(Dataset items)
* * * * * * * * *

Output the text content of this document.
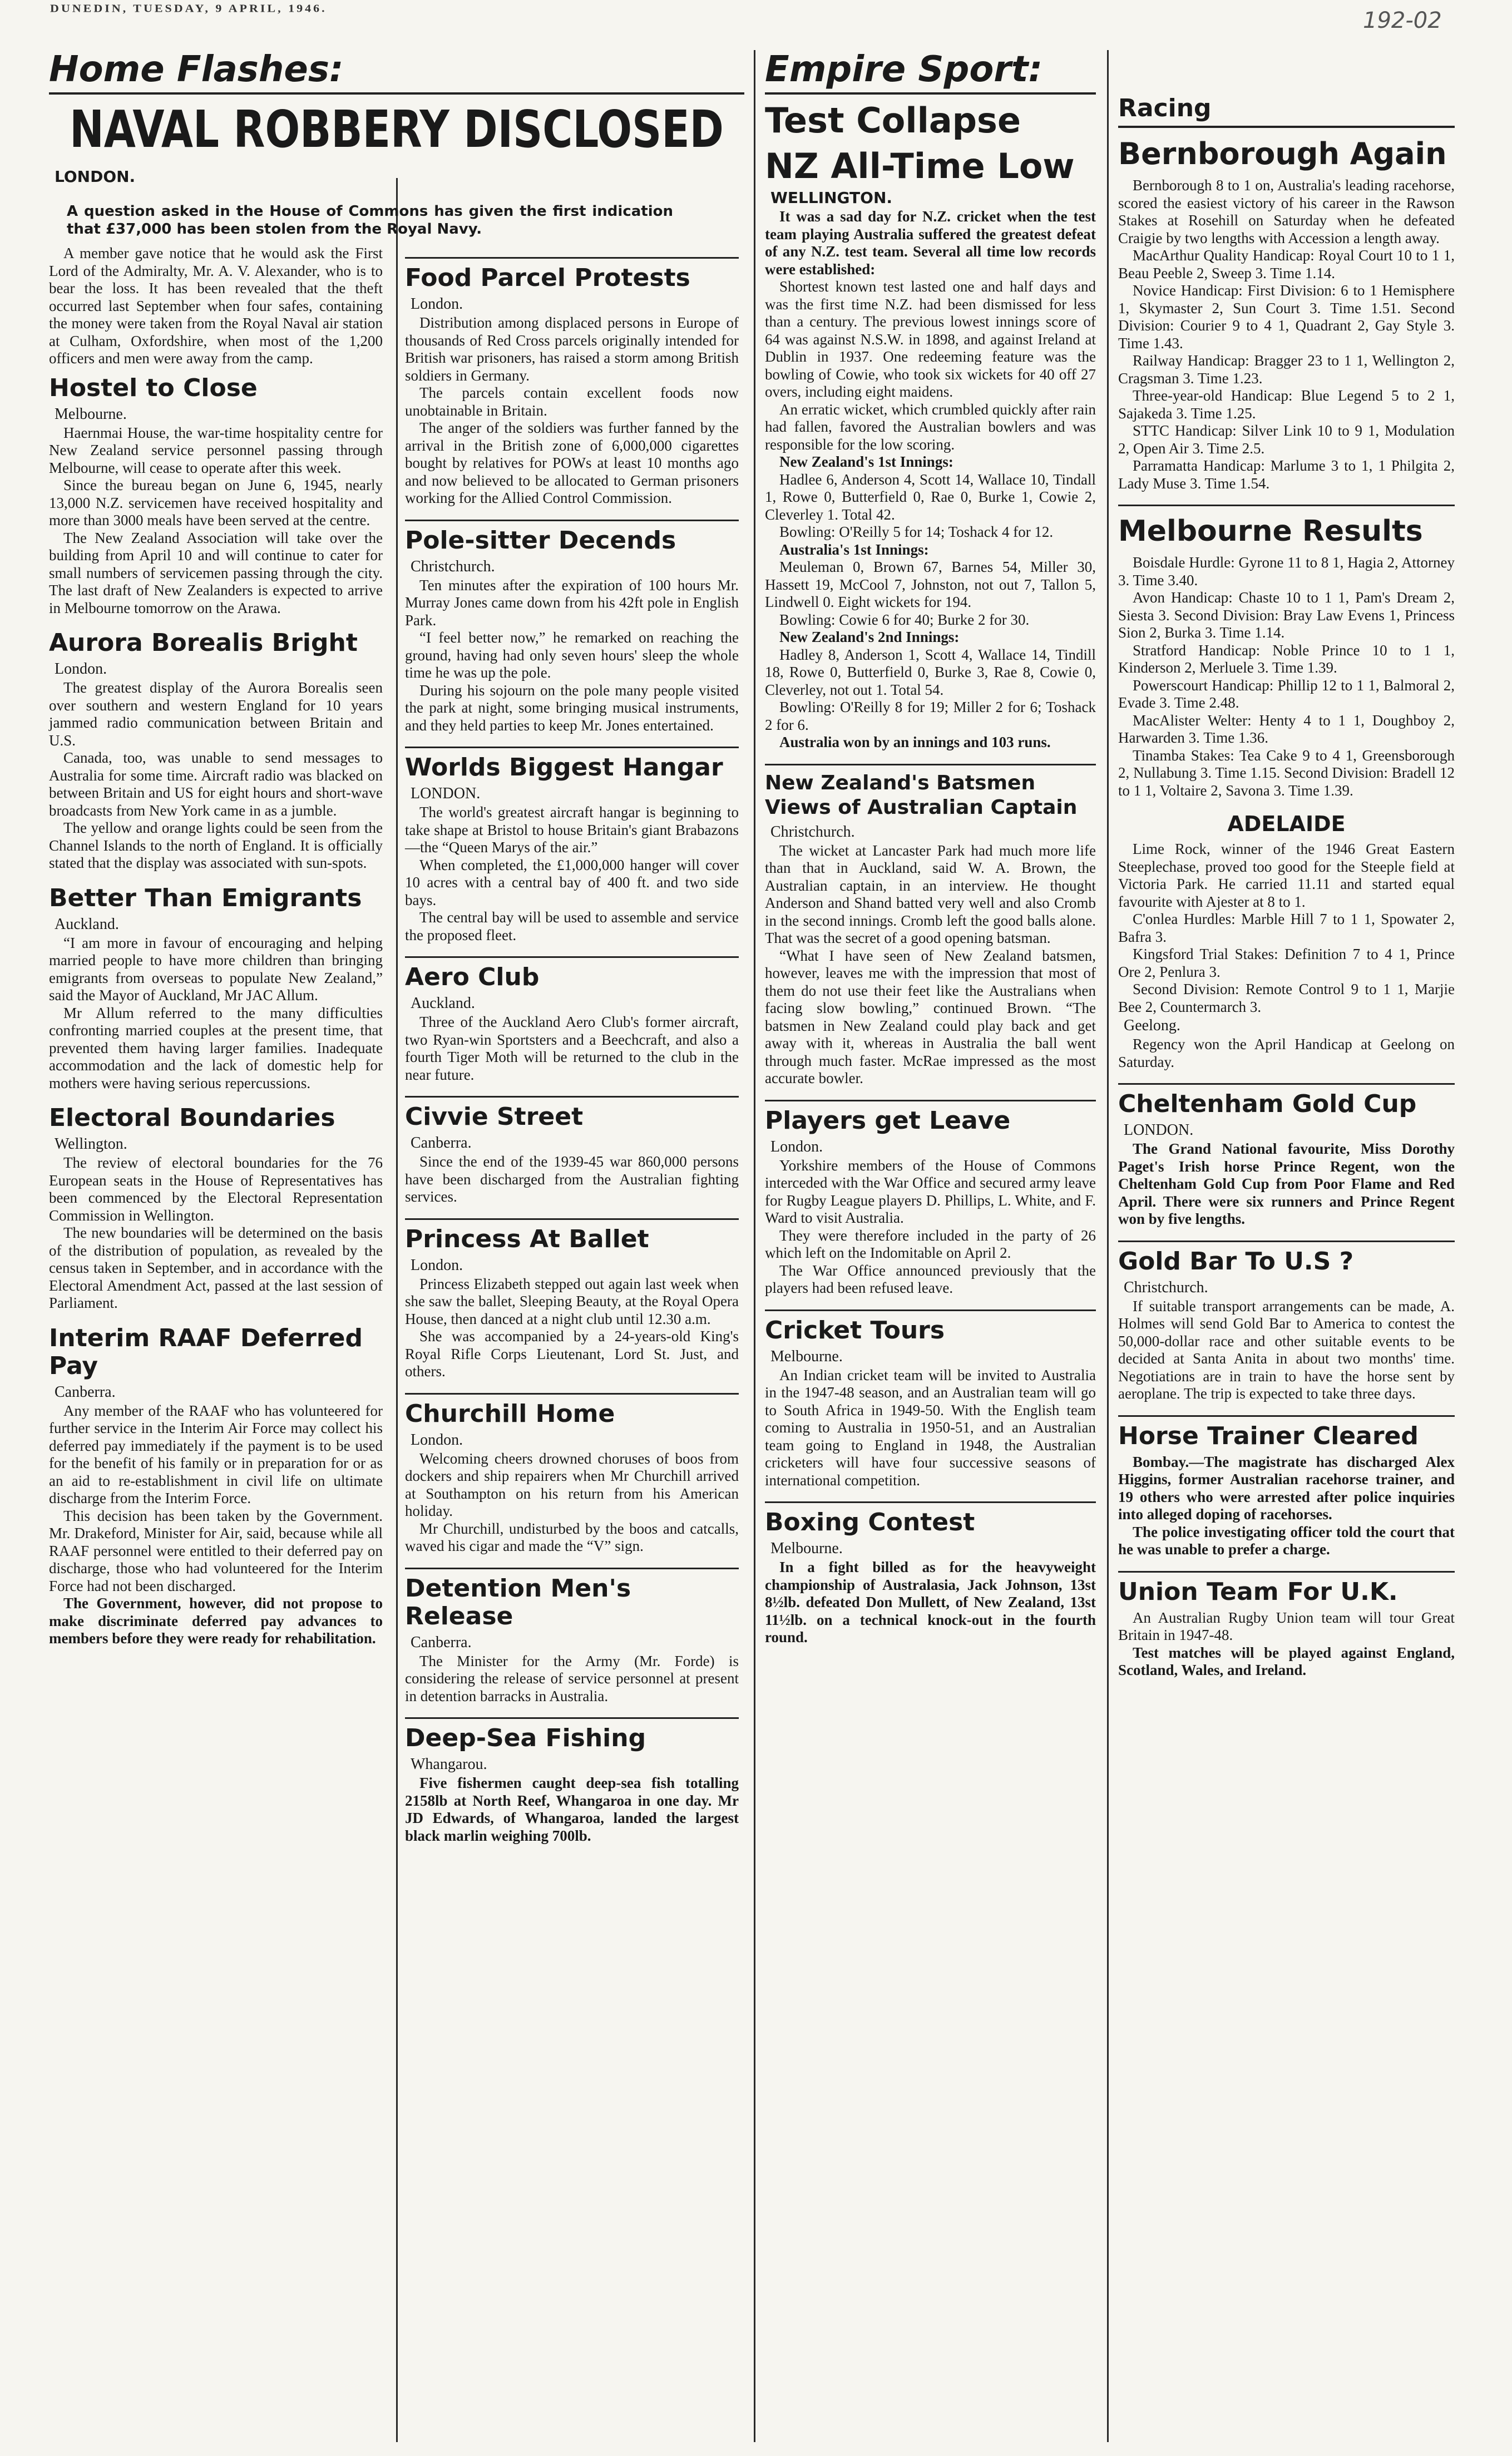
DUNEDIN, TUESDAY, 9 APRIL, 1946.	192-02
Home Flashes:
NAVAL ROBBERY DISCLOSED
LONDON.

A question asked in the House of Commons has given the first indication that £37,000 has been stolen from the Royal Navy.

A member gave notice that he would ask the First Lord of the Admiralty, Mr. A. V. Alexander, who is to bear the loss. It has been revealed that the theft occurred last September when four safes, containing the money were taken from the Royal Naval air station at Culham, Oxfordshire, when most of the 1,200 officers and men were away from the camp.

Hostel to Close
Melbourne.

Haernmai House, the war-time hospitality centre for New Zealand service personnel passing through Melbourne, will cease to operate after this week.

Since the bureau began on June 6, 1945, nearly 13,000 N.Z. servicemen have received hospitality and more than 3000 meals have been served at the centre.

The New Zealand Association will take over the building from April 10 and will continue to cater for small numbers of servicemen passing through the city. The last draft of New Zealanders is expected to arrive in Melbourne tomorrow on the Arawa.

Aurora Borealis Bright
London.

The greatest display of the Aurora Borealis seen over southern and western England for 10 years jammed radio communication between Britain and U.S.

Canada, too, was unable to send messages to Australia for some time. Aircraft radio was blacked on between Britain and US for eight hours and short-wave broadcasts from New York came in as a jumble.

The yellow and orange lights could be seen from the Channel Islands to the north of England. It is officially stated that the display was associated with sun-spots.

Better Than Emigrants
Auckland.

“I am more in favour of encouraging and helping married people to have more children than bringing emigrants from overseas to populate New Zealand,” said the Mayor of Auckland, Mr JAC Allum.

Mr Allum referred to the many difficulties confronting married couples at the present time, that prevented them having larger families. Inadequate accommodation and the lack of domestic help for mothers were having serious repercussions.

Electoral Boundaries
Wellington.

The review of electoral boundaries for the 76 European seats in the House of Representatives has been commenced by the Electoral Representation Commission in Wellington.

The new boundaries will be determined on the basis of the distribution of population, as revealed by the census taken in September, and in accordance with the Electoral Amendment Act, passed at the last session of Parliament.

Interim RAAF Deferred Pay
Canberra.

Any member of the RAAF who has volunteered for further service in the Interim Air Force may collect his deferred pay immediately if the payment is to be used for the benefit of his family or in preparation for or as an aid to re-establishment in civil life on ultimate discharge from the Interim Force.

This decision has been taken by the Government. Mr. Drakeford, Minister for Air, said, because while all RAAF personnel were entitled to their deferred pay on discharge, those who had volunteered for the Interim Force had not been discharged.

The Government, however, did not propose to make discriminate deferred pay advances to members before they were ready for rehabilitation.

Food Parcel Protests
London.

Distribution among displaced persons in Europe of thousands of Red Cross parcels originally intended for British war prisoners, has raised a storm among British soldiers in Germany.

The parcels contain excellent foods now unobtainable in Britain.

The anger of the soldiers was further fanned by the arrival in the British zone of 6,000,000 cigarettes bought by relatives for POWs at least 10 months ago and now believed to be allocated to German prisoners working for the Allied Control Commission.

Pole-sitter Decends
Christchurch.

Ten minutes after the expiration of 100 hours Mr. Murray Jones came down from his 42ft pole in English Park.

“I feel better now,” he remarked on reaching the ground, having had only seven hours' sleep the whole time he was up the pole.

During his sojourn on the pole many people visited the park at night, some bringing musical instruments, and they held parties to keep Mr. Jones entertained.

Worlds Biggest Hangar
LONDON.

The world's greatest aircraft hangar is beginning to take shape at Bristol to house Britain's giant Brabazons—the “Queen Marys of the air.”

When completed, the £1,000,000 hanger will cover 10 acres with a central bay of 400 ft. and two side bays.

The central bay will be used to assemble and service the proposed fleet.

Aero Club
Auckland.

Three of the Auckland Aero Club's former aircraft, two Ryan-win Sportsters and a Beechcraft, and also a fourth Tiger Moth will be returned to the club in the near future.

Civvie Street
Canberra.

Since the end of the 1939-45 war 860,000 persons have been discharged from the Australian fighting services.

Princess At Ballet
London.

Princess Elizabeth stepped out again last week when she saw the ballet, Sleeping Beauty, at the Royal Opera House, then danced at a night club until 12.30 a.m.

She was accompanied by a 24-years-old King's Royal Rifle Corps Lieutenant, Lord St. Just, and others.

Churchill Home
London.

Welcoming cheers drowned choruses of boos from dockers and ship repairers when Mr Churchill arrived at Southampton on his return from his American holiday.

Mr Churchill, undisturbed by the boos and catcalls, waved his cigar and made the “V” sign.

Detention Men's Release
Canberra.

The Minister for the Army (Mr. Forde) is considering the release of service personnel at present in detention barracks in Australia.

Deep-Sea Fishing
Whangarou.

Five fishermen caught deep-sea fish totalling 2158lb at North Reef, Whangaroa in one day. Mr JD Edwards, of Whangaroa, landed the largest black marlin weighing 700lb.

Empire Sport:
Test Collapse
NZ All-Time Low
WELLINGTON.

It was a sad day for N.Z. cricket when the test team playing Australia suffered the greatest defeat of any N.Z. test team. Several all time low records were established:

Shortest known test lasted one and half days and was the first time N.Z. had been dismissed for less than a century. The previous lowest innings score of 64 was against N.S.W. in 1898, and against Ireland at Dublin in 1937. One redeeming feature was the bowling of Cowie, who took six wickets for 40 off 27 overs, including eight maidens.

An erratic wicket, which crumbled quickly after rain had fallen, favored the Australian bowlers and was responsible for the low scoring.

New Zealand's 1st Innings:

Hadlee 6, Anderson 4, Scott 14, Wallace 10, Tindall 1, Rowe 0, Butterfield 0, Rae 0, Burke 1, Cowie 2, Cleverley 1. Total 42.

Bowling: O'Reilly 5 for 14; Toshack 4 for 12.

Australia's 1st Innings:

Meuleman 0, Brown 67, Barnes 54, Miller 30, Hassett 19, McCool 7, Johnston, not out 7, Tallon 5, Lindwell 0. Eight wickets for 194.

Bowling: Cowie 6 for 40; Burke 2 for 30.

New Zealand's 2nd Innings:

Hadley 8, Anderson 1, Scott 4, Wallace 14, Tindill 18, Rowe 0, Butterfield 0, Burke 3, Rae 8, Cowie 0, Cleverley, not out 1. Total 54.

Bowling: O'Reilly 8 for 19; Miller 2 for 6; Toshack 2 for 6.

Australia won by an innings and 103 runs.

New Zealand's Batsmen Views of Australian Captain
Christchurch.

The wicket at Lancaster Park had much more life than that in Auckland, said W. A. Brown, the Australian captain, in an interview. He thought Anderson and Shand batted very well and also Cromb in the second innings. Cromb left the good balls alone. That was the secret of a good opening batsman.

“What I have seen of New Zealand batsmen, however, leaves me with the impression that most of them do not use their feet like the Australians when facing slow bowling,” continued Brown. “The batsmen in New Zealand could play back and get away with it, whereas in Australia the ball went through much faster. McRae impressed as the most accurate bowler.

Players get Leave
London.

Yorkshire members of the House of Commons interceded with the War Office and secured army leave for Rugby League players D. Phillips, L. White, and F. Ward to visit Australia.

They were therefore included in the party of 26 which left on the Indomitable on April 2.

The War Office announced previously that the players had been refused leave.

Cricket Tours
Melbourne.

An Indian cricket team will be invited to Australia in the 1947-48 season, and an Australian team will go to South Africa in 1949-50. With the English team coming to Australia in 1950-51, and an Australian team going to England in 1948, the Australian cricketers will have four successive seasons of international competition.

Boxing Contest
Melbourne.

In a fight billed as for the heavyweight championship of Australasia, Jack Johnson, 13st 8½lb. defeated Don Mullett, of New Zealand, 13st 11½lb. on a technical knock-out in the fourth round.

Racing
Bernborough Again

Bernborough 8 to 1 on, Australia's leading racehorse, scored the easiest victory of his career in the Rawson Stakes at Rosehill on Saturday when he defeated Craigie by two lengths with Accession a length away.

MacArthur Quality Handicap: Royal Court 10 to 1 1, Beau Peeble 2, Sweep 3. Time 1.14.

Novice Handicap: First Division: 6 to 1 Hemisphere 1, Skymaster 2, Sun Court 3. Time 1.51. Second Division: Courier 9 to 4 1, Quadrant 2, Gay Style 3. Time 1.43.

Railway Handicap: Bragger 23 to 1 1, Wellington 2, Cragsman 3. Time 1.23.

Three-year-old Handicap: Blue Legend 5 to 2 1, Sajakeda 3. Time 1.25.

STTC Handicap: Silver Link 10 to 9 1, Modulation 2, Open Air 3. Time 2.5.

Parramatta Handicap: Marlume 3 to 1, 1 Philgita 2, Lady Muse 3. Time 1.54.

Melbourne Results

Boisdale Hurdle: Gyrone 11 to 8 1, Hagia 2, Attorney 3. Time 3.40.

Avon Handicap: Chaste 10 to 1 1, Pam's Dream 2, Siesta 3. Second Division: Bray Law Evens 1, Princess Sion 2, Burka 3. Time 1.14.

Stratford Handicap: Noble Prince 10 to 1 1, Kinderson 2, Merluele 3. Time 1.39.

Powerscourt Handicap: Phillip 12 to 1 1, Balmoral 2, Evade 3. Time 2.48.

MacAlister Welter: Henty 4 to 1 1, Doughboy 2, Harwarden 3. Time 1.36.

Tinamba Stakes: Tea Cake 9 to 4 1, Greensborough 2, Nullabung 3. Time 1.15. Second Division: Bradell 12 to 1 1, Voltaire 2, Savona 3. Time 1.39.

ADELAIDE

Lime Rock, winner of the 1946 Great Eastern Steeplechase, proved too good for the Steeple field at Victoria Park. He carried 11.11 and started equal favourite with Ajester at 8 to 1.

C'onlea Hurdles: Marble Hill 7 to 1 1, Spowater 2, Bafra 3.

Kingsford Trial Stakes: Definition 7 to 4 1, Prince Ore 2, Penlura 3.

Second Division: Remote Control 9 to 1 1, Marjie Bee 2, Countermarch 3.

Geelong.

Regency won the April Handicap at Geelong on Saturday.

Cheltenham Gold Cup
LONDON.

The Grand National favourite, Miss Dorothy Paget's Irish horse Prince Regent, won the Cheltenham Gold Cup from Poor Flame and Red April. There were six runners and Prince Regent won by five lengths.

Gold Bar To U.S ?
Christchurch.

If suitable transport arrangements can be made, A. Holmes will send Gold Bar to America to contest the 50,000-dollar race and other suitable events to be decided at Santa Anita in about two months' time. Negotiations are in train to have the horse sent by aeroplane. The trip is expected to take three days.

Horse Trainer Cleared

Bombay.—The magistrate has discharged Alex Higgins, former Australian racehorse trainer, and 19 others who were arrested after police inquiries into alleged doping of racehorses.

The police investigating officer told the court that he was unable to prefer a charge.

Union Team For U.K.

An Australian Rugby Union team will tour Great Britain in 1947-48.

Test matches will be played against England, Scotland, Wales, and Ireland.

* * * * * * * * *

Find all the lines containing "Commission" in the material, then copy them.

CORRECT ANSWER -
The review of electoral boundaries for the 76 European seats in the House of Representatives has been commenced by the Electoral Representation Commission in Wellington.
The anger of the soldiers was further fanned by the arrival in the British zone of 6,000,000 cigarettes bought by relatives for POWs at least 10 months ago and now believed to be allocated to German prisoners working for the Allied Control Commission.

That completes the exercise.